— Begin SUPPLIED INFORMATION —

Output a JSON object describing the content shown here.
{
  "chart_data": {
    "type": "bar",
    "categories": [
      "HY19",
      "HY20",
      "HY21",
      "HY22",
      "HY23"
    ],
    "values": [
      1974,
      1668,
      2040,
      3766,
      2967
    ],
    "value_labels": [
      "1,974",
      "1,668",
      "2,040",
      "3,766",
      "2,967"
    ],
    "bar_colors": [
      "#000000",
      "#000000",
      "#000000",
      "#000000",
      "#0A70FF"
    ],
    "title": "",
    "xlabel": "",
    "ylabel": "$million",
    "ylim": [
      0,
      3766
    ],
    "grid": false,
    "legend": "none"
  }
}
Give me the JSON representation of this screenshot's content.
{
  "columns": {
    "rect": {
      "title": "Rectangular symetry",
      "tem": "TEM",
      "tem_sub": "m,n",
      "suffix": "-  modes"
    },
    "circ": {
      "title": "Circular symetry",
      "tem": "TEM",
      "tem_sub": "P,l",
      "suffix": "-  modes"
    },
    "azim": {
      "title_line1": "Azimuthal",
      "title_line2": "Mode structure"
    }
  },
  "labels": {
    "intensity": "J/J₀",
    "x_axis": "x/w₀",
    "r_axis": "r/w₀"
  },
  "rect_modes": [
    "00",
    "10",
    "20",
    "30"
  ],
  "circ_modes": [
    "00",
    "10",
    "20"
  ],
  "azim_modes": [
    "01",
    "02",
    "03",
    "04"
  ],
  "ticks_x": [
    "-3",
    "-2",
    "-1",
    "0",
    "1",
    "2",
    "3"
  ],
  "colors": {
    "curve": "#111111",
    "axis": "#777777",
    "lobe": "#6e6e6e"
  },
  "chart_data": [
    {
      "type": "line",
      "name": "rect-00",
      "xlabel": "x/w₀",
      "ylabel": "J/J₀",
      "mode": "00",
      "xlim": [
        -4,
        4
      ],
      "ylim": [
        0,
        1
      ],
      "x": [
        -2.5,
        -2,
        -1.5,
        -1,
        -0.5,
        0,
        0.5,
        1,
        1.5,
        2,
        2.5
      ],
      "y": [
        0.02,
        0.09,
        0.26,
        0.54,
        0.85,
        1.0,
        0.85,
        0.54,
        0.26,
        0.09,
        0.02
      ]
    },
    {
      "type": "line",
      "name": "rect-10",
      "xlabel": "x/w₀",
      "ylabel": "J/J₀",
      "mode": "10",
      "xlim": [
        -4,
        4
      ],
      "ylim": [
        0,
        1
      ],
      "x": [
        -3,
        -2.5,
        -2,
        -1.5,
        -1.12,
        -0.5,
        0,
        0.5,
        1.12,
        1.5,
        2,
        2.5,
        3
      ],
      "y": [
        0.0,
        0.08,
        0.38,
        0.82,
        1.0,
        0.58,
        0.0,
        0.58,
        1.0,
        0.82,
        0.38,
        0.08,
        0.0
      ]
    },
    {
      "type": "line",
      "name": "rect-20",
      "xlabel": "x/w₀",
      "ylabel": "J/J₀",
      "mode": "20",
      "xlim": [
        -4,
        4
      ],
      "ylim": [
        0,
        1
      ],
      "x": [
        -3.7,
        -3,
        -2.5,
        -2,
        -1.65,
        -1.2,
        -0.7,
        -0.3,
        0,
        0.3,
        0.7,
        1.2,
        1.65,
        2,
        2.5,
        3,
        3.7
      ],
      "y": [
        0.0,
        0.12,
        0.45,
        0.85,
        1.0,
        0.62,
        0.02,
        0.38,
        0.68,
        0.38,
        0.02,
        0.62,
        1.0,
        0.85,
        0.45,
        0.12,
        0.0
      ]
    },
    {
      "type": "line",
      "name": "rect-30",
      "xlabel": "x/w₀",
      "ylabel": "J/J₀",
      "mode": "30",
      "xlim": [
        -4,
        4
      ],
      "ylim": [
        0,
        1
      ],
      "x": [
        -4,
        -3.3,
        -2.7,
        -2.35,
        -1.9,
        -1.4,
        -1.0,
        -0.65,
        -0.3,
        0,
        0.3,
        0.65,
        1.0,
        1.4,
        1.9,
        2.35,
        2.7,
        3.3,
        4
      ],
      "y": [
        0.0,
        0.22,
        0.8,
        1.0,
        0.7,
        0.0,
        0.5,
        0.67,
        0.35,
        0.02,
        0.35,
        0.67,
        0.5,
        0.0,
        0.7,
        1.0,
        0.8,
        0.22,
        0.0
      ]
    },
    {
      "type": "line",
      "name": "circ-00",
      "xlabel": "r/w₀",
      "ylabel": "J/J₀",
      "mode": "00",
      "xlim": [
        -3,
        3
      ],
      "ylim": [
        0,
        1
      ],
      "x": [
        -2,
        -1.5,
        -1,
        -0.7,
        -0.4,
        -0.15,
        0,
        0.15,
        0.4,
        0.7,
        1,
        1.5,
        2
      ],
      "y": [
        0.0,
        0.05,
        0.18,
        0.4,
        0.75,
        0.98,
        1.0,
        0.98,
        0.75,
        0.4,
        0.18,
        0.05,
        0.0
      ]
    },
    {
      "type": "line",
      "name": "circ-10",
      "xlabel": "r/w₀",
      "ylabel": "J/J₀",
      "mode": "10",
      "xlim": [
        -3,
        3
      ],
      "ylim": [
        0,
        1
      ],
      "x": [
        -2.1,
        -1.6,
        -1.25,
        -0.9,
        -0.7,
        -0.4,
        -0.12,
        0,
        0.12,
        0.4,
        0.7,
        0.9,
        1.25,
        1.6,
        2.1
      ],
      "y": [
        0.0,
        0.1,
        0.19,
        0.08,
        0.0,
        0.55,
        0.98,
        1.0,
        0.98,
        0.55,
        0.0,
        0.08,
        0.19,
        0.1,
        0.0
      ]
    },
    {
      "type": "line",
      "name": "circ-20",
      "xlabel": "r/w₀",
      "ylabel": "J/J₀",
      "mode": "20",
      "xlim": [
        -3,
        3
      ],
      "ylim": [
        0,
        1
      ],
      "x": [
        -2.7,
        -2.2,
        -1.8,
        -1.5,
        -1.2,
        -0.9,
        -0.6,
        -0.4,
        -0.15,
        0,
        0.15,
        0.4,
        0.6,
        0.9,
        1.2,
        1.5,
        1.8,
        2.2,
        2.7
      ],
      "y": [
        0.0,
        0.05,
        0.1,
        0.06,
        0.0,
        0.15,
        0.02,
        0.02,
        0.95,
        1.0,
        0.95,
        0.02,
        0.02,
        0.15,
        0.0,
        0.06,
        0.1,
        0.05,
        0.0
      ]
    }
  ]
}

— End SUPPLIED INFORMATION —

* PROBLEM DETAILS: All of the entries above should be written out again exactly.

* ANSWER TO THE TASK:
Output a JSON object describing the content shown here.
{
  "chart_data": {
    "type": "bar",
    "categories": [
      "HY19",
      "HY20",
      "HY21",
      "HY22",
      "HY23"
    ],
    "values": [
      1974,
      1668,
      2040,
      3766,
      2967
    ],
    "value_labels": [
      "1,974",
      "1,668",
      "2,040",
      "3,766",
      "2,967"
    ],
    "bar_colors": [
      "#000000",
      "#000000",
      "#000000",
      "#000000",
      "#0A70FF"
    ],
    "title": "",
    "xlabel": "",
    "ylabel": "$million",
    "ylim": [
      0,
      3766
    ],
    "grid": false,
    "legend": "none"
  }
}
Give me the JSON representation of this screenshot's content.
{
  "columns": {
    "rect": {
      "title": "Rectangular symetry",
      "tem": "TEM",
      "tem_sub": "m,n",
      "suffix": "-  modes"
    },
    "circ": {
      "title": "Circular symetry",
      "tem": "TEM",
      "tem_sub": "P,l",
      "suffix": "-  modes"
    },
    "azim": {
      "title_line1": "Azimuthal",
      "title_line2": "Mode structure"
    }
  },
  "labels": {
    "intensity": "J/J₀",
    "x_axis": "x/w₀",
    "r_axis": "r/w₀"
  },
  "rect_modes": [
    "00",
    "10",
    "20",
    "30"
  ],
  "circ_modes": [
    "00",
    "10",
    "20"
  ],
  "azim_modes": [
    "01",
    "02",
    "03",
    "04"
  ],
  "ticks_x": [
    "-3",
    "-2",
    "-1",
    "0",
    "1",
    "2",
    "3"
  ],
  "colors": {
    "curve": "#111111",
    "axis": "#777777",
    "lobe": "#6e6e6e"
  },
  "chart_data": [
    {
      "type": "line",
      "name": "rect-00",
      "xlabel": "x/w₀",
      "ylabel": "J/J₀",
      "mode": "00",
      "xlim": [
        -4,
        4
      ],
      "ylim": [
        0,
        1
      ],
      "x": [
        -2.5,
        -2,
        -1.5,
        -1,
        -0.5,
        0,
        0.5,
        1,
        1.5,
        2,
        2.5
      ],
      "y": [
        0.02,
        0.09,
        0.26,
        0.54,
        0.85,
        1.0,
        0.85,
        0.54,
        0.26,
        0.09,
        0.02
      ]
    },
    {
      "type": "line",
      "name": "rect-10",
      "xlabel": "x/w₀",
      "ylabel": "J/J₀",
      "mode": "10",
      "xlim": [
        -4,
        4
      ],
      "ylim": [
        0,
        1
      ],
      "x": [
        -3,
        -2.5,
        -2,
        -1.5,
        -1.12,
        -0.5,
        0,
        0.5,
        1.12,
        1.5,
        2,
        2.5,
        3
      ],
      "y": [
        0.0,
        0.08,
        0.38,
        0.82,
        1.0,
        0.58,
        0.0,
        0.58,
        1.0,
        0.82,
        0.38,
        0.08,
        0.0
      ]
    },
    {
      "type": "line",
      "name": "rect-20",
      "xlabel": "x/w₀",
      "ylabel": "J/J₀",
      "mode": "20",
      "xlim": [
        -4,
        4
      ],
      "ylim": [
        0,
        1
      ],
      "x": [
        -3.7,
        -3,
        -2.5,
        -2,
        -1.65,
        -1.2,
        -0.7,
        -0.3,
        0,
        0.3,
        0.7,
        1.2,
        1.65,
        2,
        2.5,
        3,
        3.7
      ],
      "y": [
        0.0,
        0.12,
        0.45,
        0.85,
        1.0,
        0.62,
        0.02,
        0.38,
        0.68,
        0.38,
        0.02,
        0.62,
        1.0,
        0.85,
        0.45,
        0.12,
        0.0
      ]
    },
    {
      "type": "line",
      "name": "rect-30",
      "xlabel": "x/w₀",
      "ylabel": "J/J₀",
      "mode": "30",
      "xlim": [
        -4,
        4
      ],
      "ylim": [
        0,
        1
      ],
      "x": [
        -4,
        -3.3,
        -2.7,
        -2.35,
        -1.9,
        -1.4,
        -1.0,
        -0.65,
        -0.3,
        0,
        0.3,
        0.65,
        1.0,
        1.4,
        1.9,
        2.35,
        2.7,
        3.3,
        4
      ],
      "y": [
        0.0,
        0.22,
        0.8,
        1.0,
        0.7,
        0.0,
        0.5,
        0.67,
        0.35,
        0.02,
        0.35,
        0.67,
        0.5,
        0.0,
        0.7,
        1.0,
        0.8,
        0.22,
        0.0
      ]
    },
    {
      "type": "line",
      "name": "circ-00",
      "xlabel": "r/w₀",
      "ylabel": "J/J₀",
      "mode": "00",
      "xlim": [
        -3,
        3
      ],
      "ylim": [
        0,
        1
      ],
      "x": [
        -2,
        -1.5,
        -1,
        -0.7,
        -0.4,
        -0.15,
        0,
        0.15,
        0.4,
        0.7,
        1,
        1.5,
        2
      ],
      "y": [
        0.0,
        0.05,
        0.18,
        0.4,
        0.75,
        0.98,
        1.0,
        0.98,
        0.75,
        0.4,
        0.18,
        0.05,
        0.0
      ]
    },
    {
      "type": "line",
      "name": "circ-10",
      "xlabel": "r/w₀",
      "ylabel": "J/J₀",
      "mode": "10",
      "xlim": [
        -3,
        3
      ],
      "ylim": [
        0,
        1
      ],
      "x": [
        -2.1,
        -1.6,
        -1.25,
        -0.9,
        -0.7,
        -0.4,
        -0.12,
        0,
        0.12,
        0.4,
        0.7,
        0.9,
        1.25,
        1.6,
        2.1
      ],
      "y": [
        0.0,
        0.1,
        0.19,
        0.08,
        0.0,
        0.55,
        0.98,
        1.0,
        0.98,
        0.55,
        0.0,
        0.08,
        0.19,
        0.1,
        0.0
      ]
    },
    {
      "type": "line",
      "name": "circ-20",
      "xlabel": "r/w₀",
      "ylabel": "J/J₀",
      "mode": "20",
      "xlim": [
        -3,
        3
      ],
      "ylim": [
        0,
        1
      ],
      "x": [
        -2.7,
        -2.2,
        -1.8,
        -1.5,
        -1.2,
        -0.9,
        -0.6,
        -0.4,
        -0.15,
        0,
        0.15,
        0.4,
        0.6,
        0.9,
        1.2,
        1.5,
        1.8,
        2.2,
        2.7
      ],
      "y": [
        0.0,
        0.05,
        0.1,
        0.06,
        0.0,
        0.15,
        0.02,
        0.02,
        0.95,
        1.0,
        0.95,
        0.02,
        0.02,
        0.15,
        0.0,
        0.06,
        0.1,
        0.05,
        0.0
      ]
    }
  ]
}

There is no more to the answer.